Layout dataset entries
★ ★ ★ ★
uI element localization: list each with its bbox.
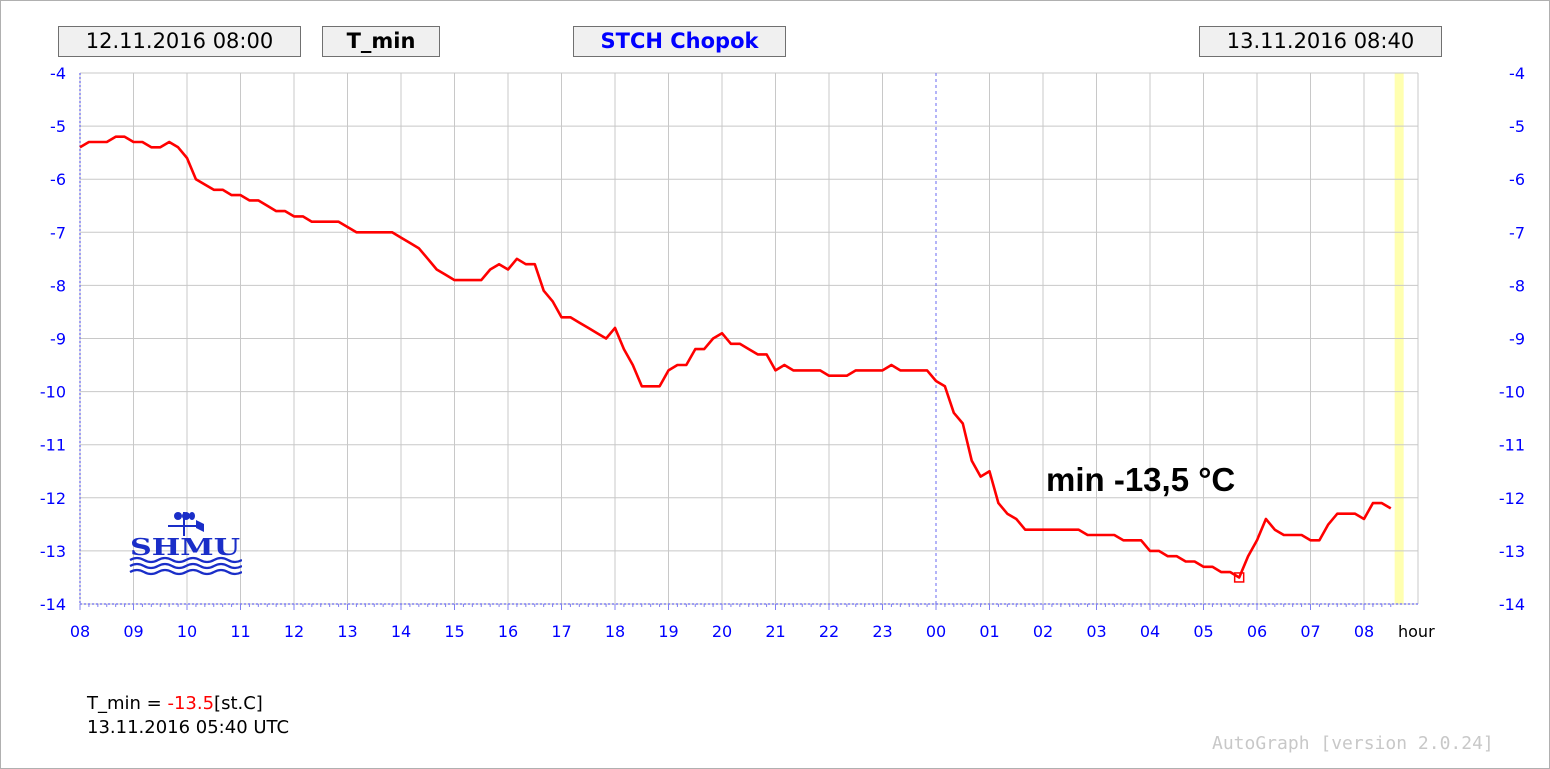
y-tick-label-right: -4: [1509, 64, 1525, 83]
x-tick-label: 01: [979, 622, 999, 641]
x-tick-label: 10: [177, 622, 197, 641]
x-tick-label: 20: [712, 622, 732, 641]
y-tick-label-left: -10: [40, 383, 66, 402]
y-tick-label-right: -9: [1509, 330, 1525, 349]
x-tick-label: 16: [498, 622, 518, 641]
min-annotation: min -13,5 °C: [1046, 461, 1236, 498]
x-tick-label: 21: [765, 622, 785, 641]
x-tick-label: 11: [230, 622, 250, 641]
y-tick-label-left: -11: [40, 436, 66, 455]
x-axis-label: hour: [1398, 622, 1435, 641]
y-tick-label-right: -13: [1499, 542, 1525, 561]
shmu-logo: SHMU: [128, 508, 243, 578]
y-tick-label-right: -6: [1509, 170, 1525, 189]
y-tick-label-left: -14: [40, 595, 66, 614]
info-label: T_min =: [87, 693, 168, 714]
y-tick-label-left: -12: [40, 489, 66, 508]
x-tick-label: 18: [605, 622, 625, 641]
info-unit: [st.C]: [214, 693, 263, 714]
x-tick-label: 06: [1247, 622, 1267, 641]
x-tick-label: 09: [123, 622, 143, 641]
y-tick-label-left: -8: [50, 276, 66, 295]
y-tick-label-left: -13: [40, 542, 66, 561]
y-tick-label-left: -5: [50, 117, 66, 136]
version-footer: AutoGraph [version 2.0.24]: [1212, 733, 1494, 754]
value-info: T_min = -13.5[st.C] 13.11.2016 05:40 UTC: [87, 692, 289, 740]
x-tick-label: 07: [1300, 622, 1320, 641]
x-tick-label: 04: [1140, 622, 1160, 641]
x-tick-label: 05: [1193, 622, 1213, 641]
y-tick-label-right: -5: [1509, 117, 1525, 136]
end-time-box: 13.11.2016 08:40: [1199, 26, 1442, 57]
y-tick-label-left: -6: [50, 170, 66, 189]
x-tick-label: 15: [444, 622, 464, 641]
x-tick-label: 13: [337, 622, 357, 641]
y-tick-label-right: -7: [1509, 223, 1525, 242]
y-tick-label-right: -10: [1499, 383, 1525, 402]
y-tick-label-left: -7: [50, 223, 66, 242]
x-tick-label: 19: [658, 622, 678, 641]
x-tick-label: 00: [926, 622, 946, 641]
y-tick-label-right: -14: [1499, 595, 1525, 614]
x-tick-label: 17: [551, 622, 571, 641]
info-time: 13.11.2016 05:40 UTC: [87, 717, 290, 738]
y-tick-label-left: -4: [50, 64, 66, 83]
station-box: STCH Chopok: [573, 26, 786, 57]
min-marker: [1233, 572, 1245, 583]
x-tick-label: 03: [1086, 622, 1106, 641]
y-tick-label-right: -12: [1499, 489, 1525, 508]
info-value: -13.5: [167, 693, 215, 714]
y-tick-label-left: -9: [50, 330, 66, 349]
y-tick-label-right: -8: [1509, 276, 1525, 295]
y-tick-label-right: -11: [1499, 436, 1525, 455]
x-tick-label: 08: [1354, 622, 1374, 641]
parameter-box: T_min: [322, 26, 440, 57]
x-tick-label: 02: [1033, 622, 1053, 641]
series-line-T_min: [79, 135, 1392, 579]
x-tick-label: 22: [819, 622, 839, 641]
x-tick-label: 12: [284, 622, 304, 641]
logo-text: SHMU: [130, 534, 240, 561]
start-time-box: 12.11.2016 08:00: [58, 26, 301, 57]
x-tick-label: 23: [872, 622, 892, 641]
x-tick-label: 08: [70, 622, 90, 641]
x-tick-label: 14: [391, 622, 411, 641]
★ ★ ★ ★
**What is asked**
Display each line of the material above that contains the string "left".

**Output for this exercise**
y-tick-label-left: -10: [40, 383, 66, 402]
y-tick-label-left: -11: [40, 436, 66, 455]
y-tick-label-left: -14: [40, 595, 66, 614]
y-tick-label-left: -12: [40, 489, 66, 508]
y-tick-label-left: -8: [50, 276, 66, 295]
y-tick-label-left: -13: [40, 542, 66, 561]
y-tick-label-left: -5: [50, 117, 66, 136]
y-tick-label-left: -6: [50, 170, 66, 189]
y-tick-label-left: -7: [50, 223, 66, 242]
y-tick-label-left: -4: [50, 64, 66, 83]
y-tick-label-left: -9: [50, 330, 66, 349]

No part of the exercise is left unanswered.